Request:
Pictures stay out of the copy; set down each line of the listing below exactly.
==== Exercise material ====
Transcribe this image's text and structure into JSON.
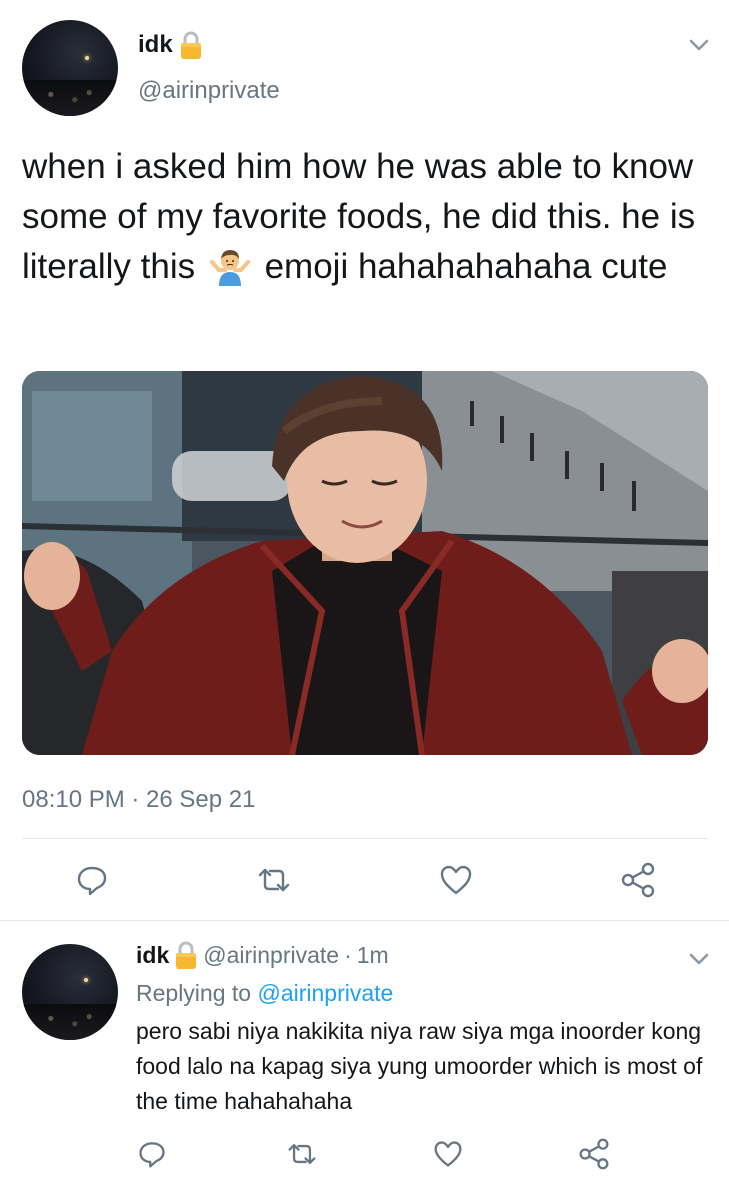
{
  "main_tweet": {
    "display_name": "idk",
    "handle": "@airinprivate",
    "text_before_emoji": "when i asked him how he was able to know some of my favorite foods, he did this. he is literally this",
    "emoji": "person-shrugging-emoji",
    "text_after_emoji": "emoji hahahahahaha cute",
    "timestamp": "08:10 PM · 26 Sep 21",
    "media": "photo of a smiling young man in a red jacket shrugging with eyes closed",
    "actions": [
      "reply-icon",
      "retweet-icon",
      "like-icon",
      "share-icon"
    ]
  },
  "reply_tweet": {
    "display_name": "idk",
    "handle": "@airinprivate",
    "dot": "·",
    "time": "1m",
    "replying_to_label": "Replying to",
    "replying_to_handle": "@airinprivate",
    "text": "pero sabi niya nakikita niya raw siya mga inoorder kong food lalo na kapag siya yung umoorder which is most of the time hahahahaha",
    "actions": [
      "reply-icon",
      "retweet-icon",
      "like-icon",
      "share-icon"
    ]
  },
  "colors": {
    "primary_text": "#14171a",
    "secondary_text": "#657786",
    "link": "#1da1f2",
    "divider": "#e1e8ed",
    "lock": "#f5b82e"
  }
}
====
Exercise output:
Transcribe this image's text and structure into JSON.
{
  "main_tweet": {
    "display_name": "idk",
    "handle": "@airinprivate",
    "text_before_emoji": "when i asked him how he was able to know some of my favorite foods, he did this. he is literally this",
    "emoji": "person-shrugging-emoji",
    "text_after_emoji": "emoji hahahahahaha cute",
    "timestamp": "08:10 PM · 26 Sep 21",
    "media": "photo of a smiling young man in a red jacket shrugging with eyes closed",
    "actions": [
      "reply-icon",
      "retweet-icon",
      "like-icon",
      "share-icon"
    ]
  },
  "reply_tweet": {
    "display_name": "idk",
    "handle": "@airinprivate",
    "dot": "·",
    "time": "1m",
    "replying_to_label": "Replying to",
    "replying_to_handle": "@airinprivate",
    "text": "pero sabi niya nakikita niya raw siya mga inoorder kong food lalo na kapag siya yung umoorder which is most of the time hahahahaha",
    "actions": [
      "reply-icon",
      "retweet-icon",
      "like-icon",
      "share-icon"
    ]
  },
  "colors": {
    "primary_text": "#14171a",
    "secondary_text": "#657786",
    "link": "#1da1f2",
    "divider": "#e1e8ed",
    "lock": "#f5b82e"
  }
}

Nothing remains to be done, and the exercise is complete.